→ **PROVIDED ENTRIES**:

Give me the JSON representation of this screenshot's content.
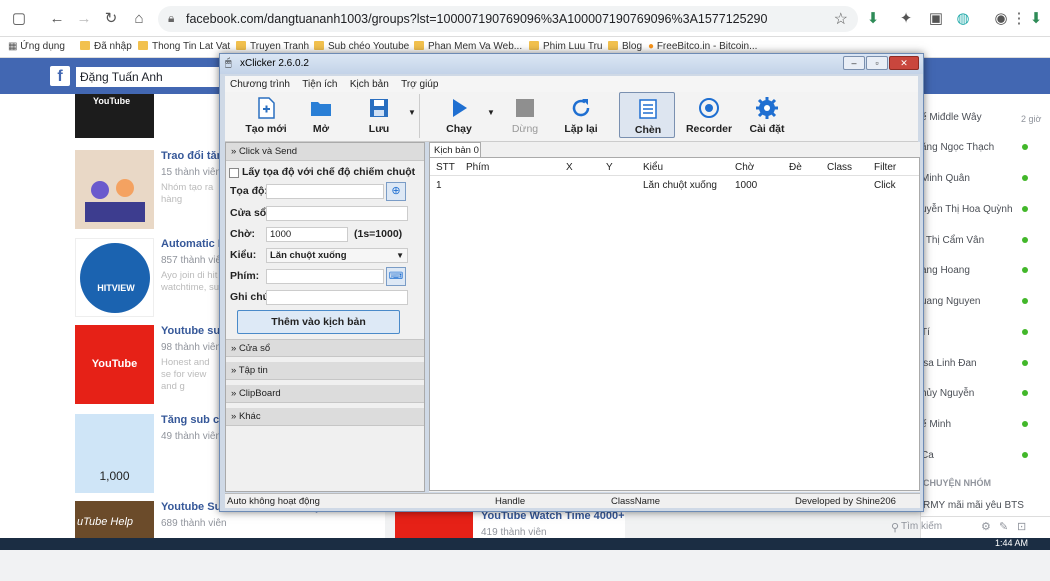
{
  "browser": {
    "url": "facebook.com/dangtuananh1003/groups?lst=100007190769096%3A100007190769096%3A1577125290",
    "bookmarks": [
      "Ứng dụng",
      "Đã nhập",
      "Thong Tin Lat Vat",
      "Truyen Tranh",
      "Sub chéo Youtube",
      "Phan Mem Va Web...",
      "Phim Luu Tru",
      "Blog",
      "FreeBitco.in - Bitcoin..."
    ]
  },
  "facebook": {
    "profile_name": "Đặng Tuấn Anh",
    "groups": [
      {
        "name": "Trao đổi tăng",
        "members": "15 thành viên",
        "desc": "Nhóm tạo ra hàng"
      },
      {
        "name": "Automatic In",
        "members": "857 thành viên",
        "desc": "Ayo join di hit watchtime, su"
      },
      {
        "name": "Youtube subs",
        "members": "98 thành viên",
        "desc": "Honest and se for view and g"
      },
      {
        "name": "Tăng sub chéo",
        "members": "49 thành viên",
        "desc": ""
      },
      {
        "name": "Youtube Subscribers And Help Line BD",
        "members": "689 thành viên",
        "desc": ""
      }
    ],
    "thumb_labels": {
      "youtube": "YouTube",
      "hitview": "HITVIEW",
      "count": "1,000",
      "help": "uTube Help"
    },
    "mid_group": {
      "name": "YouTube Watch Time 4000+",
      "members": "419 thành viên"
    },
    "contacts": [
      "ế Miđdle Wây",
      "ăng Ngọc Thạch",
      "Minh Quân",
      "uyễn Thị Hoa Quỳnh",
      "i Thị Cẩm Vân",
      "ang Hoang",
      "uang Nguyen",
      "Tí",
      "isa Linh Đan",
      "hủy Nguyễn",
      "ế Minh",
      "Ca"
    ],
    "contact_time": "2 giờ",
    "section_label": "CHUYỆN NHÓM",
    "group_chat": "RMY mãi mãi yêu BTS",
    "search_placeholder": "Tìm kiếm",
    "clock": "1:44 AM"
  },
  "xclicker": {
    "title": "xClicker 2.6.0.2",
    "menu": [
      "Chương trình",
      "Tiện ích",
      "Kịch bản",
      "Trợ giúp"
    ],
    "toolbar": {
      "new": "Tạo mới",
      "open": "Mở",
      "save": "Lưu",
      "run": "Chạy",
      "stop": "Dừng",
      "repeat": "Lặp lại",
      "insert": "Chèn",
      "recorder": "Recorder",
      "settings": "Cài đặt"
    },
    "panel": {
      "section_click_send": "Click và Send",
      "checkbox_label": "Lấy tọa độ với chế độ chiếm chuột",
      "coords_label": "Tọa độ:",
      "window_label": "Cửa sổ:",
      "wait_label": "Chờ:",
      "wait_value": "1000",
      "wait_hint": "(1s=1000)",
      "type_label": "Kiểu:",
      "type_value": "Lăn chuột xuống",
      "key_label": "Phím:",
      "note_label": "Ghi chú:",
      "add_button": "Thêm vào kịch bản",
      "sections": [
        "Cửa sổ",
        "Tập tin",
        "ClipBoard",
        "Khác"
      ]
    },
    "script_tab": "Kịch bản 0 *",
    "columns": [
      "STT",
      "Phím",
      "X",
      "Y",
      "Kiểu",
      "Chờ",
      "Đè",
      "Class",
      "Filter"
    ],
    "rows": [
      {
        "stt": "1",
        "phim": "",
        "x": "",
        "y": "",
        "kieu": "Lăn chuột xuống",
        "cho": "1000",
        "de": "",
        "class": "",
        "filter": "Click"
      }
    ],
    "status": {
      "mode": "Auto không hoạt động",
      "handle": "Handle",
      "classname": "ClassName",
      "developer": "Developed by Shine206"
    }
  }
}
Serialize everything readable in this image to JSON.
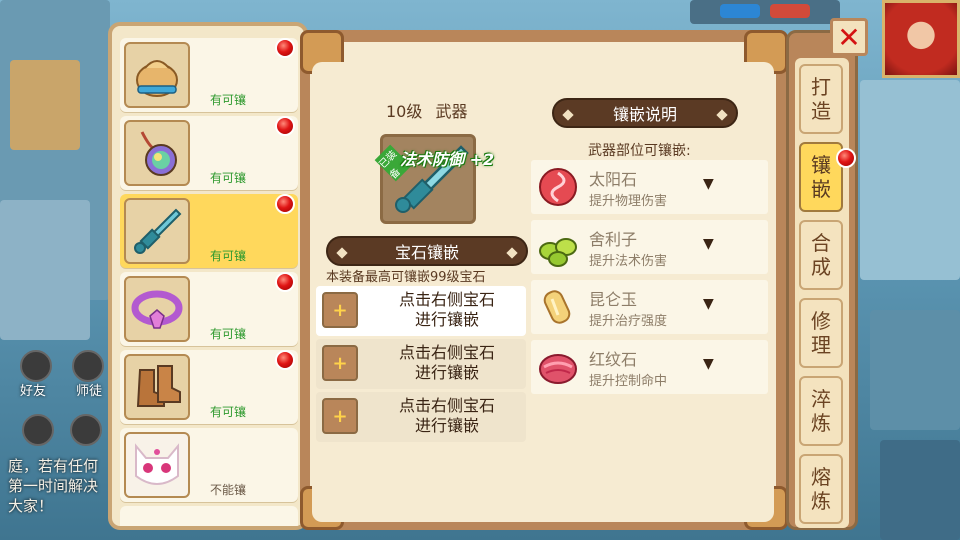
{
  "chat": {
    "text": "庭，若有任何第一时间解决大家！",
    "line0": "庭，若有任何",
    "line1": "第一时间解决",
    "line2": "大家！"
  },
  "hud": {
    "friends_label": "好友",
    "master_label": "师徒"
  },
  "equip_list": [
    {
      "name": "pouch",
      "status": "有可镶",
      "alert": true
    },
    {
      "name": "amulet",
      "status": "有可镶",
      "alert": true
    },
    {
      "name": "weapon",
      "status": "有可镶",
      "alert": true,
      "selected": true
    },
    {
      "name": "belt",
      "status": "有可镶",
      "alert": true
    },
    {
      "name": "boots",
      "status": "有可镶",
      "alert": true
    },
    {
      "name": "pet",
      "status": "不能镶",
      "alert": false
    }
  ],
  "equipment": {
    "level_text": "10级",
    "type_text": "武器",
    "enhance_label": "法术防御 +2",
    "equipped_badge": "已装备"
  },
  "gem_section": {
    "header": "宝石镶嵌",
    "note": "本装备最高可镶嵌99级宝石",
    "slots": [
      {
        "text_line1": "点击右侧宝石",
        "text_line2": "进行镶嵌",
        "plus": "+"
      },
      {
        "text_line1": "点击右侧宝石",
        "text_line2": "进行镶嵌",
        "plus": "+"
      },
      {
        "text_line1": "点击右侧宝石",
        "text_line2": "进行镶嵌",
        "plus": "+"
      }
    ]
  },
  "info_section": {
    "header": "镶嵌说明",
    "subheader": "武器部位可镶嵌:",
    "gems": [
      {
        "name": "太阳石",
        "desc": "提升物理伤害",
        "arrow": "▼"
      },
      {
        "name": "舍利子",
        "desc": "提升法术伤害",
        "arrow": "▼"
      },
      {
        "name": "昆仑玉",
        "desc": "提升治疗强度",
        "arrow": "▼"
      },
      {
        "name": "红纹石",
        "desc": "提升控制命中",
        "arrow": "▼"
      }
    ]
  },
  "tabs": [
    {
      "line1": "打",
      "line2": "造"
    },
    {
      "line1": "镶",
      "line2": "嵌",
      "active": true
    },
    {
      "line1": "合",
      "line2": "成"
    },
    {
      "line1": "修",
      "line2": "理"
    },
    {
      "line1": "淬",
      "line2": "炼"
    },
    {
      "line1": "熔",
      "line2": "炼"
    }
  ],
  "close_label": "✕"
}
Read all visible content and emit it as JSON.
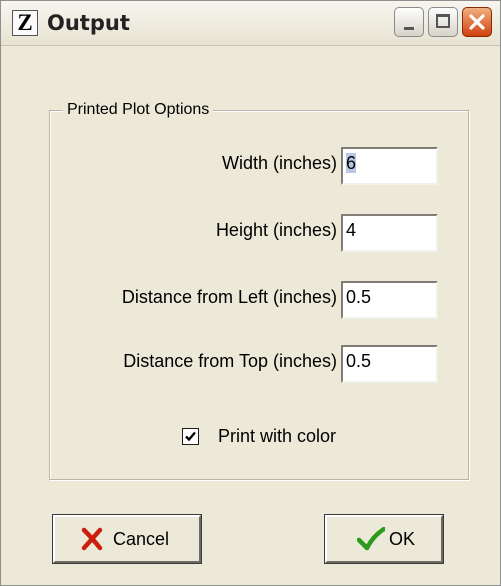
{
  "window": {
    "title": "Output",
    "app_icon_letter": "Z"
  },
  "group": {
    "title": "Printed Plot Options",
    "fields": [
      {
        "label": "Width (inches)",
        "value": "6"
      },
      {
        "label": "Height (inches)",
        "value": "4"
      },
      {
        "label": "Distance from Left (inches)",
        "value": "0.5"
      },
      {
        "label": "Distance from Top (inches)",
        "value": "0.5"
      }
    ],
    "print_color": {
      "label": "Print with color",
      "checked": true
    }
  },
  "buttons": {
    "cancel_label": "Cancel",
    "ok_label": "OK"
  },
  "colors": {
    "dialog_background": "#ece9d8",
    "close_button": "#d2400f",
    "cancel_icon": "#cc1f0f",
    "ok_icon": "#2c9a1c"
  },
  "icons": {
    "cancel": "x-mark-icon",
    "ok": "checkmark-icon"
  }
}
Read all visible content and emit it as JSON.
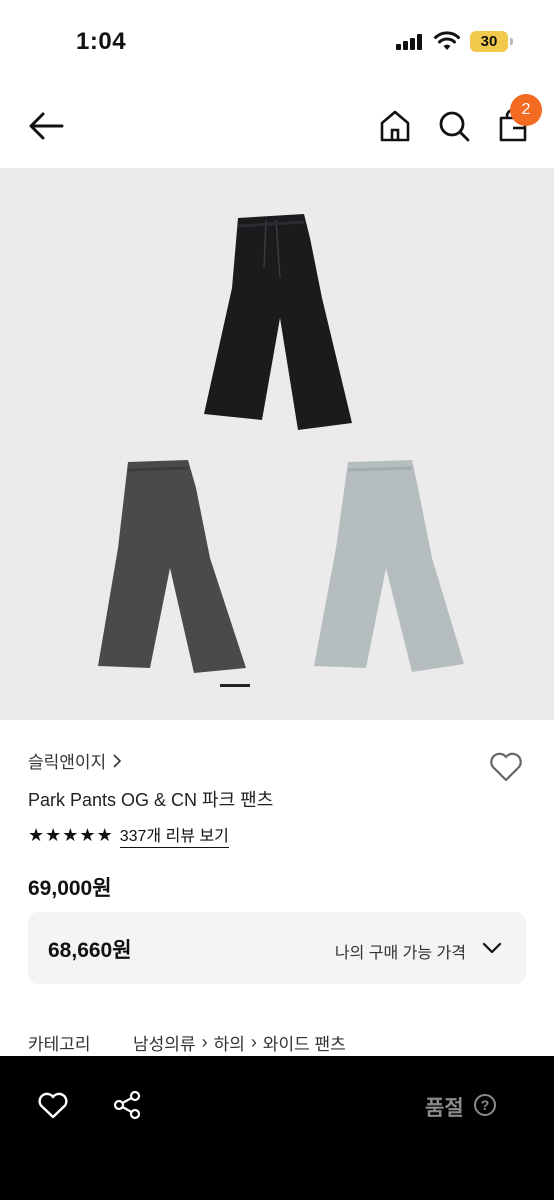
{
  "status_bar": {
    "time": "1:04",
    "battery": "30"
  },
  "nav": {
    "cart_count": "2"
  },
  "product": {
    "brand": "슬릭앤이지",
    "title": "Park Pants OG & CN 파크 팬츠",
    "review_link": "337개 리뷰 보기",
    "rating_stars": 5,
    "price": "69,000원",
    "my_price": "68,660원",
    "my_price_label": "나의 구매 가능 가격",
    "image_colors": [
      "#1b1b1e",
      "#4a4a4a",
      "#b6bdbf"
    ]
  },
  "category": {
    "label": "카테고리",
    "path": [
      "남성의류",
      "하의",
      "와이드 팬츠"
    ]
  },
  "bottom_bar": {
    "status": "품절"
  },
  "colors": {
    "accent": "#f26b21",
    "bottom_bar": "#000000"
  }
}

→ **CHALLENGE**: Say, as a bare number, how many lines in the entries above include the string "chuột".

→ **TASK OUTPUT**: 3